=== Prompt ===
All lines in which the word "subtitle" occurs are to be extracted.
(begin)
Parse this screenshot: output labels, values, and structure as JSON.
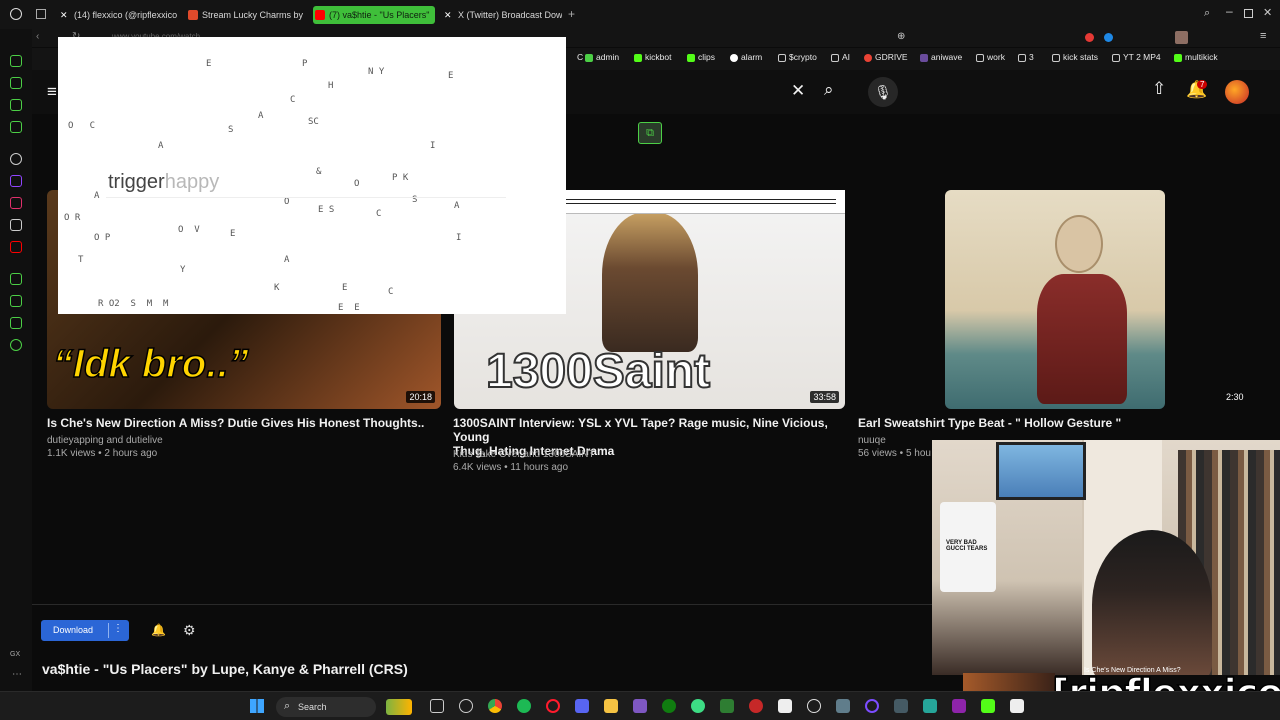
{
  "tabs": [
    {
      "label": "(14) flexxico (@ripflexxico",
      "color": "#ffffff"
    },
    {
      "label": "Stream Lucky Charms by",
      "color": "#e04a2b"
    },
    {
      "label": "(7) va$htie - \"Us Placers\"",
      "color": "#ff0000"
    },
    {
      "label": "X (Twitter) Broadcast Dow",
      "color": "#ffffff"
    }
  ],
  "address": {
    "url": "www.youtube.com/watch"
  },
  "bookmarks": [
    "C",
    "admin",
    "kickbot",
    "clips",
    "alarm",
    "$crypto",
    "AI",
    "GDRIVE",
    "aniwave",
    "work",
    "3",
    "kick stats",
    "YT 2 MP4",
    "multikick"
  ],
  "header": {
    "notif_count": "7"
  },
  "overlay": {
    "text_main": "trigger",
    "text_light": "happy"
  },
  "videos": [
    {
      "title": "Is Che's New Direction A Miss? Dutie Gives His Honest Thoughts..",
      "channel": "dutieyapping and dutielive",
      "meta": "1.1K views • 2 hours ago",
      "duration": "20:18",
      "thumb_text": "“Idk bro..”"
    },
    {
      "title_1": "1300SAINT Interview: YSL x YVL Tape? Rage music, Nine Vicious, Young",
      "title_2": "Thug, Hating Internet Drama",
      "channel": "Kids Take Over and 1300SAINT",
      "meta": "6.4K views • 11 hours ago",
      "duration": "33:58",
      "thumb_text": "1300Saint"
    },
    {
      "title": "Earl Sweatshirt Type Beat - \" Hollow Gesture \"",
      "channel": "nuuqe",
      "meta": "56 views • 5 hou",
      "duration": "2:30"
    }
  ],
  "player": {
    "download_label": "Download",
    "more_label": "⋮",
    "now_playing": "va$htie - \"Us Placers\" by Lupe, Kanye & Pharrell (CRS)"
  },
  "cam": {
    "shirt_text": "VERY BAD GUCCI TEARS",
    "overlay_caption": "Is Che's New Direction A Miss?"
  },
  "taskbar": {
    "search_label": "Search"
  },
  "watermark": "[ripflexxico]"
}
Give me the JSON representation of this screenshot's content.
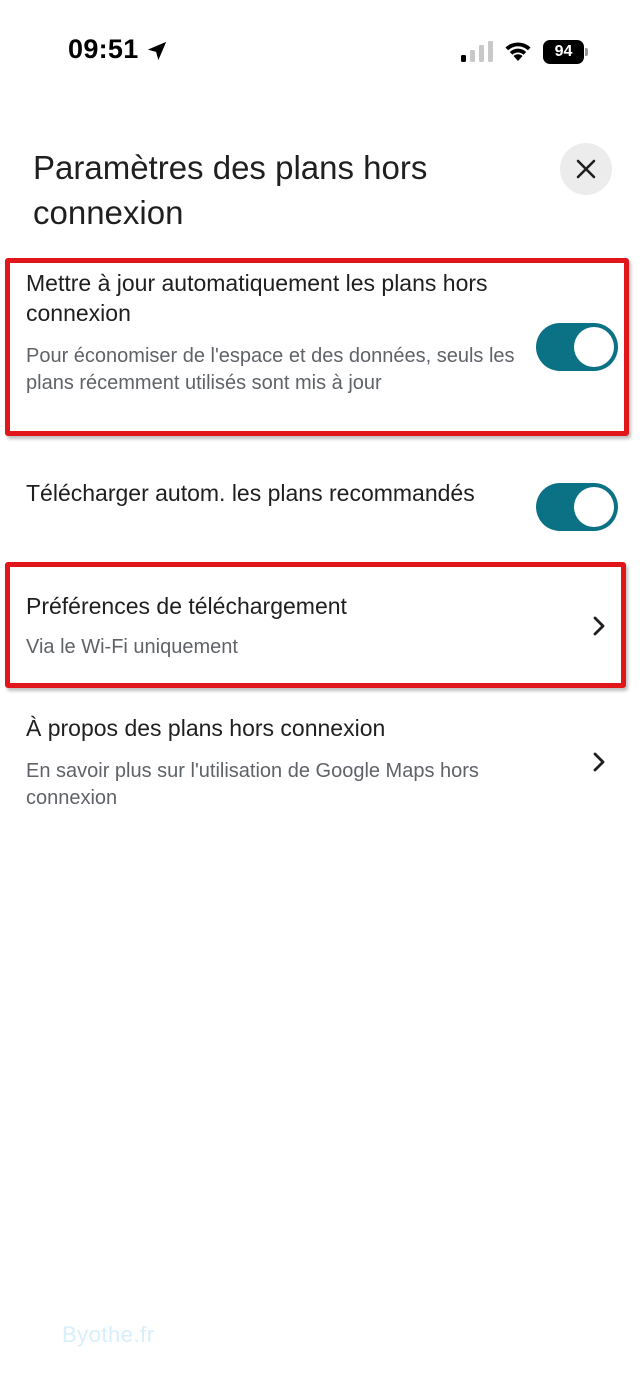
{
  "status_bar": {
    "time": "09:51",
    "battery": "94"
  },
  "header": {
    "title": "Paramètres des plans hors connexion"
  },
  "settings": [
    {
      "title": "Mettre à jour automatiquement les plans hors connexion",
      "subtitle": "Pour économiser de l'espace et des données, seuls les plans récemment utilisés sont mis à jour",
      "control": "toggle",
      "toggle_on": true
    },
    {
      "title": "Télécharger autom. les plans recommandés",
      "control": "toggle",
      "toggle_on": true
    },
    {
      "title": "Préférences de téléchargement",
      "subtitle": "Via le Wi-Fi uniquement",
      "control": "chevron-right-icon"
    },
    {
      "title": "À propos des plans hors connexion",
      "subtitle": "En savoir plus sur l'utilisation de Google Maps hors connexion",
      "control": "chevron-right-icon"
    }
  ],
  "watermark": "Byothe.fr",
  "colors": {
    "toggle_accent": "#0b7285",
    "highlight": "#e0161b",
    "secondary_text": "#5f6368"
  }
}
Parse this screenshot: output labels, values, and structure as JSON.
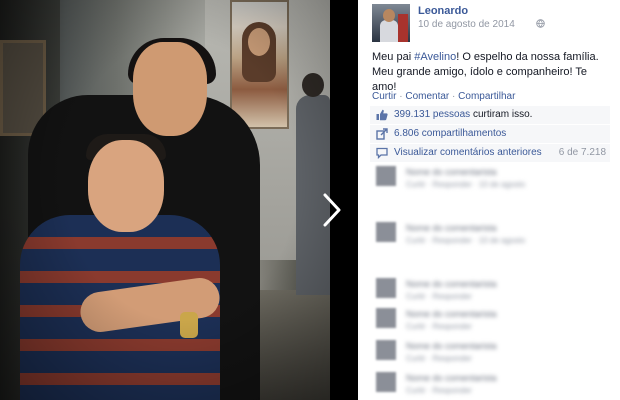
{
  "post": {
    "author": "Leonardo",
    "date": "10 de agosto de 2014",
    "caption_before": "Meu pai ",
    "hashtag": "#Avelino",
    "caption_after": "! O espelho da nossa família. Meu grande amigo, ídolo e companheiro! Te amo!"
  },
  "actions": {
    "like": "Curtir",
    "comment": "Comentar",
    "share": "Compartilhar",
    "separator": "·"
  },
  "stats": {
    "likes_count": "399.131 pessoas",
    "likes_suffix": " curtiram isso.",
    "shares": "6.806 compartilhamentos",
    "view_previous": "Visualizar comentários anteriores",
    "comment_counter": "6 de 7.218"
  },
  "comments": [
    {
      "name": "Nome do comentarista",
      "text": "comentário desfocado",
      "meta": "Curtir · Responder · 10 de agosto"
    },
    {
      "name": "Nome do comentarista",
      "text": "comentário desfocado",
      "meta": "Curtir · Responder · 10 de agosto"
    },
    {
      "name": "Nome do comentarista",
      "text": "comentário desfocado",
      "meta": "Curtir · Responder"
    },
    {
      "name": "Nome do comentarista",
      "text": "",
      "meta": "Curtir · Responder"
    },
    {
      "name": "Nome do comentarista",
      "text": "",
      "meta": "Curtir · Responder"
    },
    {
      "name": "Nome do comentarista",
      "text": "",
      "meta": "Curtir · Responder"
    }
  ],
  "icons": {
    "globe": "globe-icon",
    "like": "thumbs-up-icon",
    "share": "share-icon",
    "comment": "comment-icon",
    "next": "chevron-right-icon"
  },
  "colors": {
    "link": "#3b5998",
    "muted": "#9197a3",
    "panel_bg": "#ffffff",
    "row_bg": "#f6f7f9"
  }
}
(end)
=== Correct answer ===
      "subtitle": "Pour économiser de l'espace et des données, seuls les plans récemment utilisés sont mis à jour",
      "subtitle": "Via le Wi-Fi uniquement",
      "subtitle": "En savoir plus sur l'utilisation de Google Maps hors connexion",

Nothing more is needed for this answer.